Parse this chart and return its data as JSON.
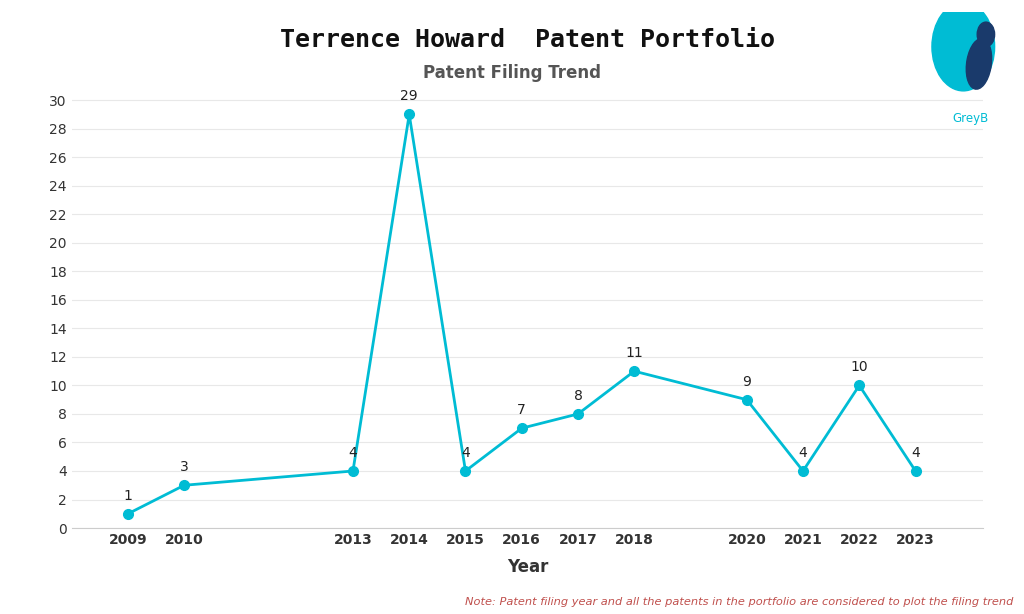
{
  "title": "Terrence Howard  Patent Portfolio",
  "subtitle": "Patent Filing Trend",
  "xlabel": "Year",
  "years": [
    2009,
    2010,
    2013,
    2014,
    2015,
    2016,
    2017,
    2018,
    2020,
    2021,
    2022,
    2023
  ],
  "values": [
    1,
    3,
    4,
    29,
    4,
    7,
    8,
    11,
    9,
    4,
    10,
    4
  ],
  "line_color": "#00BCD4",
  "marker_color": "#00BCD4",
  "bg_color": "#FFFFFF",
  "title_fontsize": 18,
  "subtitle_fontsize": 12,
  "xlabel_fontsize": 12,
  "annotation_fontsize": 10,
  "note_text": "Note: Patent filing year and all the patents in the portfolio are considered to plot the filing trend",
  "note_color": "#C0504D",
  "yticks": [
    0,
    2,
    4,
    6,
    8,
    10,
    12,
    14,
    16,
    18,
    20,
    22,
    24,
    26,
    28,
    30
  ],
  "ylim": [
    0,
    31
  ],
  "xlim": [
    2008.0,
    2024.2
  ],
  "grid_color": "#E8E8E8"
}
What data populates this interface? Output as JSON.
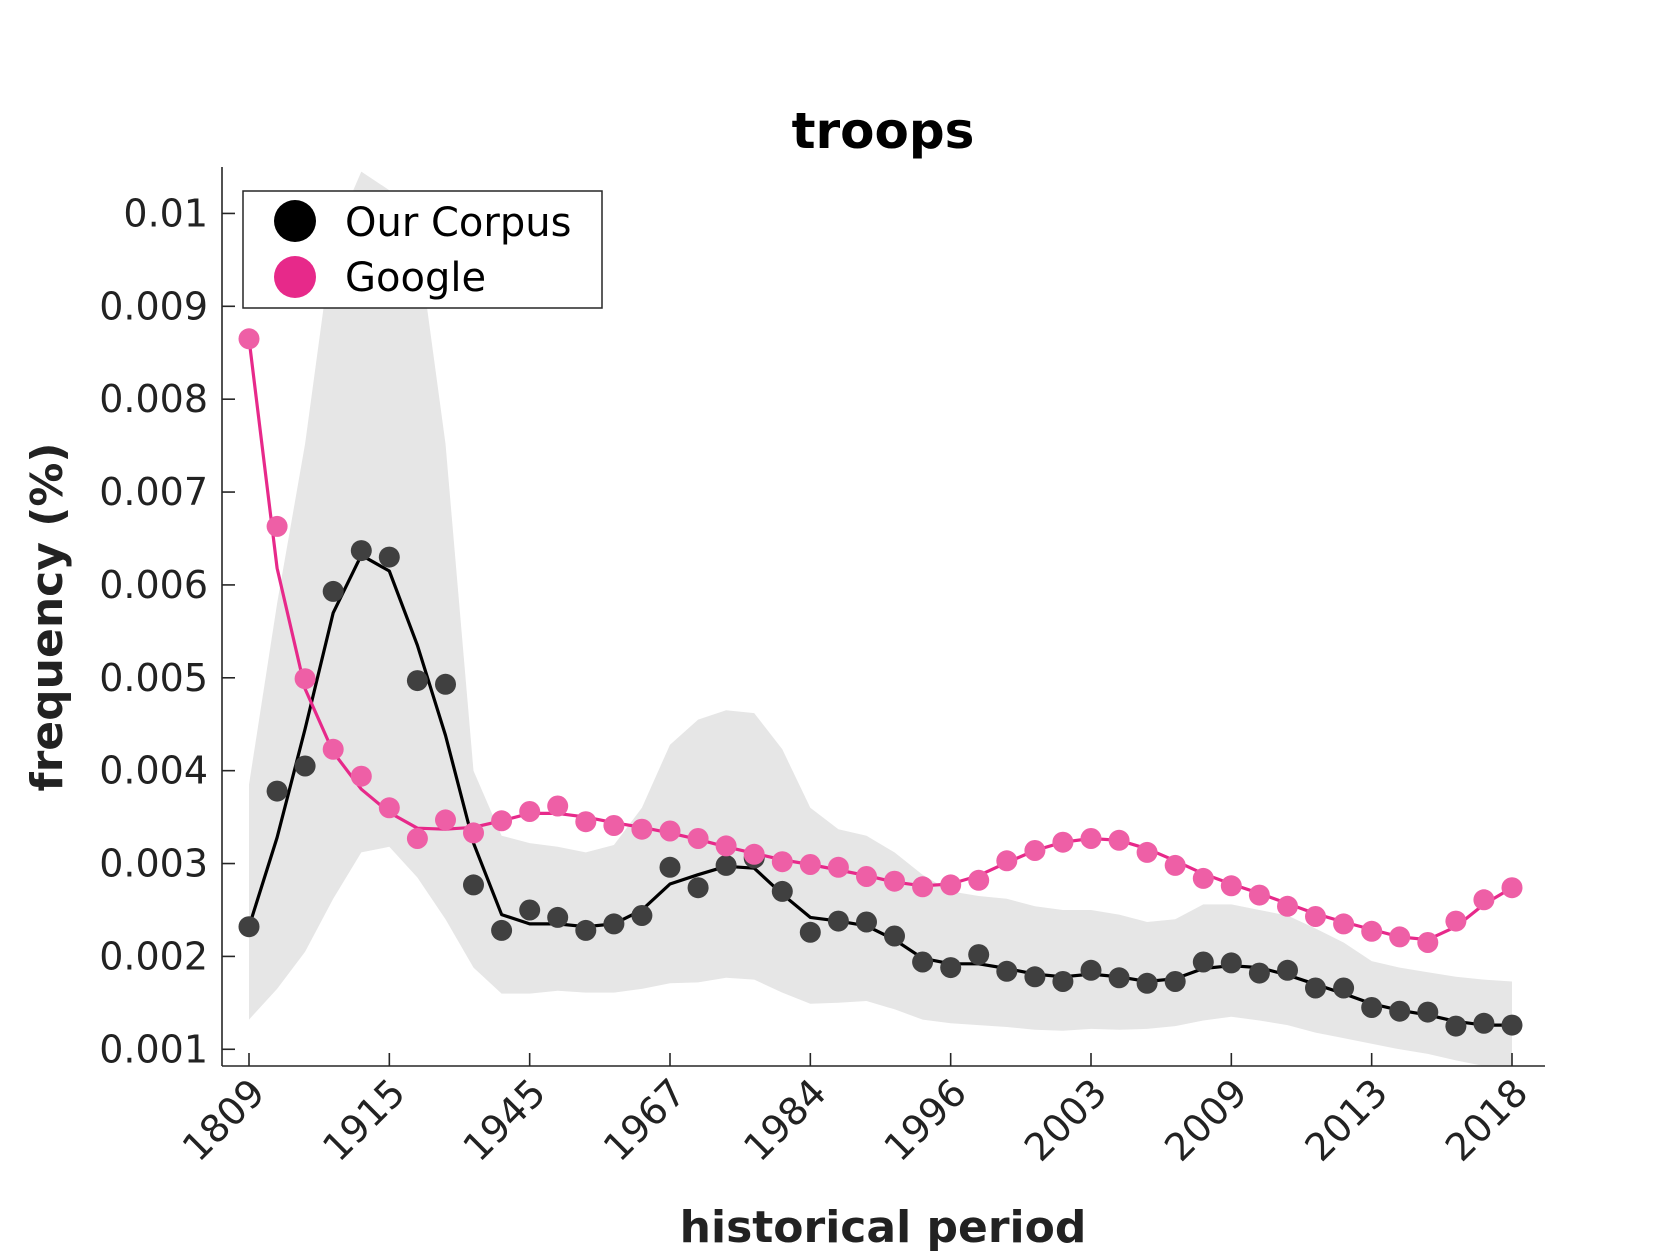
{
  "chart_data": {
    "type": "line",
    "title": "troops",
    "xlabel": "historical period",
    "ylabel": "frequency (%)",
    "x_tick_labels": [
      "1809",
      "1915",
      "1945",
      "1967",
      "1984",
      "1996",
      "2003",
      "2009",
      "2013",
      "2018"
    ],
    "y_ticks": [
      0.001,
      0.002,
      0.003,
      0.004,
      0.005,
      0.006,
      0.007,
      0.008,
      0.009,
      0.01
    ],
    "y_tick_labels": [
      "0.001",
      "0.002",
      "0.003",
      "0.004",
      "0.005",
      "0.006",
      "0.007",
      "0.008",
      "0.009",
      "0.01"
    ],
    "ylim": [
      0.00082,
      0.0105
    ],
    "legend_position": "top-left",
    "grid": false,
    "series": [
      {
        "name": "Our Corpus",
        "color": "#000000",
        "marker_color": "#404040",
        "points": [
          0.00232,
          0.00378,
          0.00405,
          0.00593,
          0.00637,
          0.0063,
          0.00497,
          0.00493,
          0.00277,
          0.00228,
          0.0025,
          0.00242,
          0.00228,
          0.00235,
          0.00244,
          0.00296,
          0.00274,
          0.00298,
          0.00306,
          0.0027,
          0.00226,
          0.00238,
          0.00237,
          0.00222,
          0.00194,
          0.00188,
          0.00202,
          0.00184,
          0.00178,
          0.00173,
          0.00185,
          0.00177,
          0.00171,
          0.00173,
          0.00194,
          0.00193,
          0.00182,
          0.00185,
          0.00166,
          0.00166,
          0.00145,
          0.00141,
          0.0014,
          0.00125,
          0.00128,
          0.00126
        ],
        "line": [
          0.00232,
          0.00328,
          0.00445,
          0.0057,
          0.00632,
          0.00615,
          0.00535,
          0.00438,
          0.00322,
          0.00245,
          0.00235,
          0.00235,
          0.00232,
          0.00235,
          0.0025,
          0.00278,
          0.00288,
          0.00297,
          0.00295,
          0.00267,
          0.00242,
          0.00238,
          0.00233,
          0.00218,
          0.00198,
          0.00192,
          0.00192,
          0.00187,
          0.00181,
          0.00178,
          0.00181,
          0.00178,
          0.00173,
          0.00176,
          0.00187,
          0.0019,
          0.00188,
          0.0018,
          0.0017,
          0.0016,
          0.00149,
          0.00142,
          0.00137,
          0.0013,
          0.00126,
          0.00126
        ],
        "band_upper": [
          0.00385,
          0.0058,
          0.00752,
          0.00975,
          0.01045,
          0.01025,
          0.00975,
          0.00752,
          0.004,
          0.0033,
          0.00322,
          0.00318,
          0.00312,
          0.0032,
          0.0036,
          0.00428,
          0.00455,
          0.00465,
          0.00462,
          0.00423,
          0.0036,
          0.00337,
          0.0033,
          0.00312,
          0.00288,
          0.0027,
          0.00265,
          0.00262,
          0.00254,
          0.0025,
          0.0025,
          0.00245,
          0.00237,
          0.0024,
          0.00256,
          0.00256,
          0.0025,
          0.00244,
          0.0023,
          0.00215,
          0.00195,
          0.00188,
          0.00183,
          0.00178,
          0.00175,
          0.00173
        ],
        "band_lower": [
          0.00132,
          0.00165,
          0.00205,
          0.00262,
          0.00312,
          0.00318,
          0.00285,
          0.0024,
          0.00188,
          0.0016,
          0.0016,
          0.00163,
          0.00161,
          0.00161,
          0.00165,
          0.00171,
          0.00172,
          0.00177,
          0.00175,
          0.00161,
          0.00149,
          0.0015,
          0.00152,
          0.00143,
          0.00132,
          0.00128,
          0.00126,
          0.00124,
          0.00121,
          0.0012,
          0.00122,
          0.00121,
          0.00122,
          0.00125,
          0.00131,
          0.00135,
          0.00131,
          0.00126,
          0.00118,
          0.00112,
          0.00106,
          0.001,
          0.00095,
          0.00088,
          0.00082,
          0.00082
        ]
      },
      {
        "name": "Google",
        "color": "#e7298a",
        "marker_color": "#ee5fa6",
        "points": [
          0.00865,
          0.00663,
          0.00499,
          0.00423,
          0.00394,
          0.0036,
          0.00327,
          0.00347,
          0.00333,
          0.00346,
          0.00356,
          0.00362,
          0.00345,
          0.00341,
          0.00337,
          0.00335,
          0.00327,
          0.00319,
          0.0031,
          0.00302,
          0.00299,
          0.00296,
          0.00286,
          0.00281,
          0.00275,
          0.00277,
          0.00282,
          0.00303,
          0.00314,
          0.00323,
          0.00327,
          0.00325,
          0.00312,
          0.00298,
          0.00284,
          0.00276,
          0.00266,
          0.00254,
          0.00243,
          0.00235,
          0.00227,
          0.00221,
          0.00215,
          0.00238,
          0.00261,
          0.00274
        ],
        "line": [
          0.00865,
          0.00618,
          0.00488,
          0.0042,
          0.0038,
          0.00355,
          0.00338,
          0.00337,
          0.00339,
          0.00346,
          0.00354,
          0.00354,
          0.0035,
          0.00344,
          0.00339,
          0.00333,
          0.00326,
          0.00318,
          0.00311,
          0.00304,
          0.00299,
          0.00293,
          0.00287,
          0.0028,
          0.00276,
          0.00278,
          0.00287,
          0.00301,
          0.00314,
          0.00323,
          0.00327,
          0.00325,
          0.00316,
          0.00303,
          0.00289,
          0.00278,
          0.00268,
          0.00257,
          0.00246,
          0.00237,
          0.00229,
          0.00221,
          0.00218,
          0.00232,
          0.00256,
          0.00274
        ]
      }
    ]
  }
}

----------------

◆ **WHAT THE TASK ASKS**: Find the word "Patent" and list each line it appears in.

◆ **FINAL ANSWER**:
  "title": "Terrence Howard  Patent Portfolio",
  "subtitle": "Patent Filing Trend",
  "note_text": "Note: Patent filing year and all the patents in the portfolio are considered to plot the filing trend",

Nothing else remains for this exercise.